### EXERCISE BRIEF:
Reproduce the listing below word for word, with no pictures.

### GIVEN RECORDS:
-------
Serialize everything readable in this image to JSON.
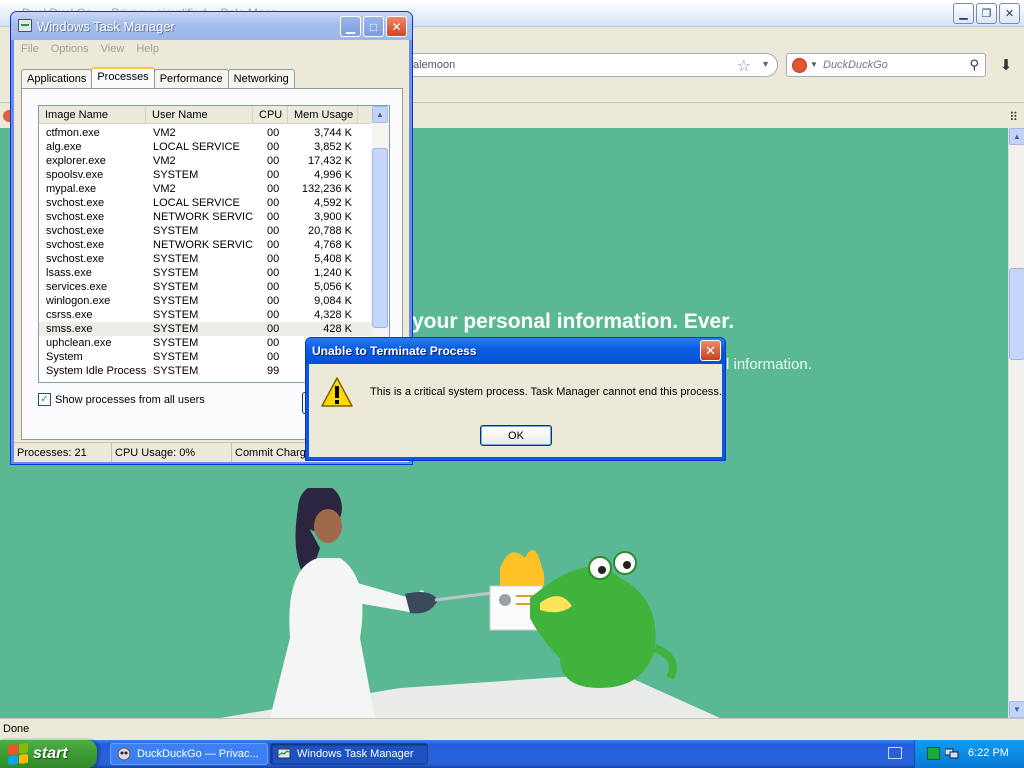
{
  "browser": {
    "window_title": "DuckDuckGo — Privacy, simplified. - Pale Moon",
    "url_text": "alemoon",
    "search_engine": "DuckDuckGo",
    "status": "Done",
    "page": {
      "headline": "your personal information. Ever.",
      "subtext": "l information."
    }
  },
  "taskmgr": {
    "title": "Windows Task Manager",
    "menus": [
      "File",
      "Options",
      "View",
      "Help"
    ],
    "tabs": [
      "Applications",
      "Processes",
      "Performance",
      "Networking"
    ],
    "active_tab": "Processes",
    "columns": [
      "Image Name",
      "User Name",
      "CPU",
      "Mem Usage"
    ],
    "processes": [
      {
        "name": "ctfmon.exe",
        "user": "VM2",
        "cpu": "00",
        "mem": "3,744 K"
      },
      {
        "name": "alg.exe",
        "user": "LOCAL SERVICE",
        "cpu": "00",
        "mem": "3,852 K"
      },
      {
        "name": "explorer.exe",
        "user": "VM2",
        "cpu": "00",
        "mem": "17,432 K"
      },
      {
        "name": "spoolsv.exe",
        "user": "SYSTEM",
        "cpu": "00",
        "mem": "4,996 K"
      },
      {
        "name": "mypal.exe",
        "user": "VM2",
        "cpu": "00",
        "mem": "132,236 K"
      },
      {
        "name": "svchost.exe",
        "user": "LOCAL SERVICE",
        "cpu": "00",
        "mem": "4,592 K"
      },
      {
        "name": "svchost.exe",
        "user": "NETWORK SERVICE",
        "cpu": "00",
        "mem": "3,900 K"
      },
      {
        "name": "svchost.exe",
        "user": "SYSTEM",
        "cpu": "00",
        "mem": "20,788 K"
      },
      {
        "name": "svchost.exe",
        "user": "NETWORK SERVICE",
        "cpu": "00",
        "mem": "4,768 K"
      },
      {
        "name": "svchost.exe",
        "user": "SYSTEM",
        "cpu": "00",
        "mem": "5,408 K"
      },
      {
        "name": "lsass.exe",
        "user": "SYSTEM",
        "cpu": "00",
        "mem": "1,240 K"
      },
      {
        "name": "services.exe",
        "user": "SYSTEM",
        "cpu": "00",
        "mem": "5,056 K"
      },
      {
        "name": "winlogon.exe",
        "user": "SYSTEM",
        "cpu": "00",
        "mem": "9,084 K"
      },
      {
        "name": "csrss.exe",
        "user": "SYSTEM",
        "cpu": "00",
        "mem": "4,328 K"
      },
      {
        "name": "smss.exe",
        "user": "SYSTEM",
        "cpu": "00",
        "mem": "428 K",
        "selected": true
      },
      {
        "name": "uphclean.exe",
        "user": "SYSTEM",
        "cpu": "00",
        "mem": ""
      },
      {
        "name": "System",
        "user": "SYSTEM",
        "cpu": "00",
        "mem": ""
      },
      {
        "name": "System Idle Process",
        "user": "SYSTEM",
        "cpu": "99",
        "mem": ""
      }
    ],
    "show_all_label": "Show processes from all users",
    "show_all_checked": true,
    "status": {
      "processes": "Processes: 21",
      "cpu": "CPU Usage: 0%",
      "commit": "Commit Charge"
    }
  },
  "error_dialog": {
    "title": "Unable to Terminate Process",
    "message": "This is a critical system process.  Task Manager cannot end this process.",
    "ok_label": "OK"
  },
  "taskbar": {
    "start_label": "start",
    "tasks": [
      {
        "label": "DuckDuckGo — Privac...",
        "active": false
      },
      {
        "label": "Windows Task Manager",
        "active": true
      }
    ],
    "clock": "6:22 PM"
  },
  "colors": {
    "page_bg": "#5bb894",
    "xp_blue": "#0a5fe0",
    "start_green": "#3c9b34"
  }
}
-------
### EXERCISE ANSWER:
Serialize everything readable in this image to JSON.
{
  "browser": {
    "window_title": "DuckDuckGo — Privacy, simplified. - Pale Moon",
    "url_text": "alemoon",
    "search_engine": "DuckDuckGo",
    "status": "Done",
    "page": {
      "headline": "your personal information. Ever.",
      "subtext": "l information."
    }
  },
  "taskmgr": {
    "title": "Windows Task Manager",
    "menus": [
      "File",
      "Options",
      "View",
      "Help"
    ],
    "tabs": [
      "Applications",
      "Processes",
      "Performance",
      "Networking"
    ],
    "active_tab": "Processes",
    "columns": [
      "Image Name",
      "User Name",
      "CPU",
      "Mem Usage"
    ],
    "processes": [
      {
        "name": "ctfmon.exe",
        "user": "VM2",
        "cpu": "00",
        "mem": "3,744 K"
      },
      {
        "name": "alg.exe",
        "user": "LOCAL SERVICE",
        "cpu": "00",
        "mem": "3,852 K"
      },
      {
        "name": "explorer.exe",
        "user": "VM2",
        "cpu": "00",
        "mem": "17,432 K"
      },
      {
        "name": "spoolsv.exe",
        "user": "SYSTEM",
        "cpu": "00",
        "mem": "4,996 K"
      },
      {
        "name": "mypal.exe",
        "user": "VM2",
        "cpu": "00",
        "mem": "132,236 K"
      },
      {
        "name": "svchost.exe",
        "user": "LOCAL SERVICE",
        "cpu": "00",
        "mem": "4,592 K"
      },
      {
        "name": "svchost.exe",
        "user": "NETWORK SERVICE",
        "cpu": "00",
        "mem": "3,900 K"
      },
      {
        "name": "svchost.exe",
        "user": "SYSTEM",
        "cpu": "00",
        "mem": "20,788 K"
      },
      {
        "name": "svchost.exe",
        "user": "NETWORK SERVICE",
        "cpu": "00",
        "mem": "4,768 K"
      },
      {
        "name": "svchost.exe",
        "user": "SYSTEM",
        "cpu": "00",
        "mem": "5,408 K"
      },
      {
        "name": "lsass.exe",
        "user": "SYSTEM",
        "cpu": "00",
        "mem": "1,240 K"
      },
      {
        "name": "services.exe",
        "user": "SYSTEM",
        "cpu": "00",
        "mem": "5,056 K"
      },
      {
        "name": "winlogon.exe",
        "user": "SYSTEM",
        "cpu": "00",
        "mem": "9,084 K"
      },
      {
        "name": "csrss.exe",
        "user": "SYSTEM",
        "cpu": "00",
        "mem": "4,328 K"
      },
      {
        "name": "smss.exe",
        "user": "SYSTEM",
        "cpu": "00",
        "mem": "428 K",
        "selected": true
      },
      {
        "name": "uphclean.exe",
        "user": "SYSTEM",
        "cpu": "00",
        "mem": ""
      },
      {
        "name": "System",
        "user": "SYSTEM",
        "cpu": "00",
        "mem": ""
      },
      {
        "name": "System Idle Process",
        "user": "SYSTEM",
        "cpu": "99",
        "mem": ""
      }
    ],
    "show_all_label": "Show processes from all users",
    "show_all_checked": true,
    "status": {
      "processes": "Processes: 21",
      "cpu": "CPU Usage: 0%",
      "commit": "Commit Charge"
    }
  },
  "error_dialog": {
    "title": "Unable to Terminate Process",
    "message": "This is a critical system process.  Task Manager cannot end this process.",
    "ok_label": "OK"
  },
  "taskbar": {
    "start_label": "start",
    "tasks": [
      {
        "label": "DuckDuckGo — Privac...",
        "active": false
      },
      {
        "label": "Windows Task Manager",
        "active": true
      }
    ],
    "clock": "6:22 PM"
  },
  "colors": {
    "page_bg": "#5bb894",
    "xp_blue": "#0a5fe0",
    "start_green": "#3c9b34"
  }
}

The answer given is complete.